## [Recorded information]
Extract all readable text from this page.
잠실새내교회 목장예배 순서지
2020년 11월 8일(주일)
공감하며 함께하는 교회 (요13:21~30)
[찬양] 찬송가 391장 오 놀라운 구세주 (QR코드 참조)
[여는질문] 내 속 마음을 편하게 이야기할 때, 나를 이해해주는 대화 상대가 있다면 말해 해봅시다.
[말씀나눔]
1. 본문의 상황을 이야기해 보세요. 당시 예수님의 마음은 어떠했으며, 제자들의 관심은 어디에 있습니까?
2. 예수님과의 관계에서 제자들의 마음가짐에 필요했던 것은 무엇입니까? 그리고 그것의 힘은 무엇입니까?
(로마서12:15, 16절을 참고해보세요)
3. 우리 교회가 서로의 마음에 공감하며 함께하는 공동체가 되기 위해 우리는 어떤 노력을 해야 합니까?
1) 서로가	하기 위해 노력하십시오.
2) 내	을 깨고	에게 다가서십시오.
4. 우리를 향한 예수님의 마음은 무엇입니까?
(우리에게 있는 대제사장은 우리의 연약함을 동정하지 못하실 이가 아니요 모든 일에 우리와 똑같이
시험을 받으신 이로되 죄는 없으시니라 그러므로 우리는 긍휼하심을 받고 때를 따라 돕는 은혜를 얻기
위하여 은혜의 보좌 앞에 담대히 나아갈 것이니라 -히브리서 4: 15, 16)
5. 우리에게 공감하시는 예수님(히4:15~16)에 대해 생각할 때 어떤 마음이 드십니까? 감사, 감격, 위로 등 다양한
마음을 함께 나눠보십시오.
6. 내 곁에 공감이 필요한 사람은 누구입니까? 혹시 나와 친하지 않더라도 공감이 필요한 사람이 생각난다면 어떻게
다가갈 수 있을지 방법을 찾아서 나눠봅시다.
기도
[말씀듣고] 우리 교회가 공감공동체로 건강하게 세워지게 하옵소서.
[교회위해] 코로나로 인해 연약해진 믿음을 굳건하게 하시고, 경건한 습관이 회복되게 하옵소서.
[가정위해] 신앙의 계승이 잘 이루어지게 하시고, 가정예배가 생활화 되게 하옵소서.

## [Task details]
Restate every line of the data word for word.

## [Correct result]
Extract all readable text from this page.
잠실새내교회 목장예배 순서지
2020년 11월 8일(주일)
공감하며 함께하는 교회 (요13:21~30)
[찬양] 찬송가 391장 오 놀라운 구세주 (QR코드 참조)
[여는질문] 내 속 마음을 편하게 이야기할 때, 나를 이해해주는 대화 상대가 있다면 말해 해봅시다.
[말씀나눔]
1. 본문의 상황을 이야기해 보세요. 당시 예수님의 마음은 어떠했으며, 제자들의 관심은 어디에 있습니까?
2. 예수님과의 관계에서 제자들의 마음가짐에 필요했던 것은 무엇입니까? 그리고 그것의 힘은 무엇입니까?
(로마서12:15, 16절을 참고해보세요)
3. 우리 교회가 서로의 마음에 공감하며 함께하는 공동체가 되기 위해 우리는 어떤 노력을 해야 합니까?
1) 서로가	하기 위해 노력하십시오.
2) 내	을 깨고	에게 다가서십시오.
4. 우리를 향한 예수님의 마음은 무엇입니까?
(우리에게 있는 대제사장은 우리의 연약함을 동정하지 못하실 이가 아니요 모든 일에 우리와 똑같이
시험을 받으신 이로되 죄는 없으시니라 그러므로 우리는 긍휼하심을 받고 때를 따라 돕는 은혜를 얻기
위하여 은혜의 보좌 앞에 담대히 나아갈 것이니라 -히브리서 4: 15, 16)
5. 우리에게 공감하시는 예수님(히4:15~16)에 대해 생각할 때 어떤 마음이 드십니까? 감사, 감격, 위로 등 다양한
마음을 함께 나눠보십시오.
6. 내 곁에 공감이 필요한 사람은 누구입니까? 혹시 나와 친하지 않더라도 공감이 필요한 사람이 생각난다면 어떻게
다가갈 수 있을지 방법을 찾아서 나눠봅시다.
기도
[말씀듣고] 우리 교회가 공감공동체로 건강하게 세워지게 하옵소서.
[교회위해] 코로나로 인해 연약해진 믿음을 굳건하게 하시고, 경건한 습관이 회복되게 하옵소서.
[가정위해] 신앙의 계승이 잘 이루어지게 하시고, 가정예배가 생활화 되게 하옵소서.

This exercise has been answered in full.